Entries shown:
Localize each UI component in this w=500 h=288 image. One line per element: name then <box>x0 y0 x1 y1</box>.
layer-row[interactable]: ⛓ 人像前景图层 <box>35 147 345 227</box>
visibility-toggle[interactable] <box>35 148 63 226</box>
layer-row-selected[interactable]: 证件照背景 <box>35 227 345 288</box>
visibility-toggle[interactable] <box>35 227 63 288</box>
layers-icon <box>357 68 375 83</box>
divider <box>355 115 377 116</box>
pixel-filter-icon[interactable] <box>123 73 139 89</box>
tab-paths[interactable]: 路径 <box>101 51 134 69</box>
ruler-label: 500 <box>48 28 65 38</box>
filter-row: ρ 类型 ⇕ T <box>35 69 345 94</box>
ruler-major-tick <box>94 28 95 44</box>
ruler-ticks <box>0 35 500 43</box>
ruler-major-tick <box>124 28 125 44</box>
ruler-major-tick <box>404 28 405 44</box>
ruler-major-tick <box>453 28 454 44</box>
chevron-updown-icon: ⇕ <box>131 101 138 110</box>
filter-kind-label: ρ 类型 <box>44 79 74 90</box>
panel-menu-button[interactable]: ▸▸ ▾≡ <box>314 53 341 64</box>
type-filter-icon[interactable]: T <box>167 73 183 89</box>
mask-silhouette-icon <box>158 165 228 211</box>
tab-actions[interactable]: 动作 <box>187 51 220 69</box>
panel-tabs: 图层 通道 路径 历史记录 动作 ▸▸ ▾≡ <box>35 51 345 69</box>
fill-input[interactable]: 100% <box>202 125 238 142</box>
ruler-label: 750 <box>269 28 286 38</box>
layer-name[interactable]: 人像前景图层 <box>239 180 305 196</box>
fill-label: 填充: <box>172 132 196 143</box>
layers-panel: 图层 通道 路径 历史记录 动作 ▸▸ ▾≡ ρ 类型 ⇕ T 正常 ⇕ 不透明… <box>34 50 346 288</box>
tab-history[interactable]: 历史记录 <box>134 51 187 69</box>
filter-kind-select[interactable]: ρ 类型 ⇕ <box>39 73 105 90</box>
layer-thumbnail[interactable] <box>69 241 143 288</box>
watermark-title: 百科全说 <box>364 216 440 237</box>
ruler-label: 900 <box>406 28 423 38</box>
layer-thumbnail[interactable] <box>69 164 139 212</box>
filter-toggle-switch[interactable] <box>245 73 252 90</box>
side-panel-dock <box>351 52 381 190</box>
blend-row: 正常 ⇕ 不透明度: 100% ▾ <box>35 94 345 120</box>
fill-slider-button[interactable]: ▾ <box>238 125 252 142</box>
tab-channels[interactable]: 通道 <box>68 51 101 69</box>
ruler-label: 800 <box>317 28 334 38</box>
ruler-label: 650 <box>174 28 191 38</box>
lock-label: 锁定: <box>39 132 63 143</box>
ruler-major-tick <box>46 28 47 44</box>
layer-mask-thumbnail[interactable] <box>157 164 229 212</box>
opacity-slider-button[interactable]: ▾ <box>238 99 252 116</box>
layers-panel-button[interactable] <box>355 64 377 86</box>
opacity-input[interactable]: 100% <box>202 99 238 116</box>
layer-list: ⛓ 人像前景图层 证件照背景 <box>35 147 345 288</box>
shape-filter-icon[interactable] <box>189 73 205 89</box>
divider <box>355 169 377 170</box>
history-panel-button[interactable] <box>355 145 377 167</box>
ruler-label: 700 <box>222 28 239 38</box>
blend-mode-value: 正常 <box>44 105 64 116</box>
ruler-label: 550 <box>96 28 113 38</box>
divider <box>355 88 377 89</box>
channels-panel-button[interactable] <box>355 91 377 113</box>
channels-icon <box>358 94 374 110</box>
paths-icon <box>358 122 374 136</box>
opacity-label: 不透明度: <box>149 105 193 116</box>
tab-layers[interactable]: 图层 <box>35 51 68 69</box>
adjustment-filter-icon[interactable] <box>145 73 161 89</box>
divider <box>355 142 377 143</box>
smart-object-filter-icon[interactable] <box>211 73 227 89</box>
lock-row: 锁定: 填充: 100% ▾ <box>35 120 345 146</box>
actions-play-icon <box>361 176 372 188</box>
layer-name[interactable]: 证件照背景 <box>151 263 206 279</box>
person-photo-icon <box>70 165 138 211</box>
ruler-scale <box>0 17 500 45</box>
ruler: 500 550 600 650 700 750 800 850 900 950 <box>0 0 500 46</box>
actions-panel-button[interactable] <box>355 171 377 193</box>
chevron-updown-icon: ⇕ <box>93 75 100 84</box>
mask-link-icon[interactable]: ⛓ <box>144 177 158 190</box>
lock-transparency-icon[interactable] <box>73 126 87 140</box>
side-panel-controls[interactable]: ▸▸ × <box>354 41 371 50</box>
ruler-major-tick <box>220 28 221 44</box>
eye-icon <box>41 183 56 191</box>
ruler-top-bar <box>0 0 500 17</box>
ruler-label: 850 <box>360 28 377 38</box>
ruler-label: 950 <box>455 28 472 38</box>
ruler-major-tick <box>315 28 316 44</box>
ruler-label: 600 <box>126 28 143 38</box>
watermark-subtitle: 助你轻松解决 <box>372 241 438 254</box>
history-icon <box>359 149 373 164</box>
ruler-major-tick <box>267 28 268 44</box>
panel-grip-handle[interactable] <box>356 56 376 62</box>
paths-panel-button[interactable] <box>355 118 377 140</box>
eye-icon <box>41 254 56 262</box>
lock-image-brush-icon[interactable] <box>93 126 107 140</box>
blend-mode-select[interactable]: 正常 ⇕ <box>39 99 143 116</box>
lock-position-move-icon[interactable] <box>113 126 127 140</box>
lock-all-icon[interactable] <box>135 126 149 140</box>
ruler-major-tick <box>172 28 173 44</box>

Direction:
Reproduce the records verbatim from their first line through the line containing "panel-menu-button[interactable]: ▸▸ ▾≡", including both.

Solution for this problem:
Localize each UI component in this w=500 h=288 image. One line per element: name then <box>x0 y0 x1 y1</box>.
layer-row[interactable]: ⛓ 人像前景图层 <box>35 147 345 227</box>
visibility-toggle[interactable] <box>35 148 63 226</box>
layer-row-selected[interactable]: 证件照背景 <box>35 227 345 288</box>
visibility-toggle[interactable] <box>35 227 63 288</box>
layers-icon <box>357 68 375 83</box>
divider <box>355 115 377 116</box>
pixel-filter-icon[interactable] <box>123 73 139 89</box>
tab-paths[interactable]: 路径 <box>101 51 134 69</box>
ruler-label: 500 <box>48 28 65 38</box>
filter-row: ρ 类型 ⇕ T <box>35 69 345 94</box>
ruler-major-tick <box>94 28 95 44</box>
ruler-ticks <box>0 35 500 43</box>
ruler-major-tick <box>124 28 125 44</box>
ruler-major-tick <box>404 28 405 44</box>
ruler-major-tick <box>453 28 454 44</box>
chevron-updown-icon: ⇕ <box>131 101 138 110</box>
filter-kind-label: ρ 类型 <box>44 79 74 90</box>
panel-menu-button[interactable]: ▸▸ ▾≡ <box>314 53 341 64</box>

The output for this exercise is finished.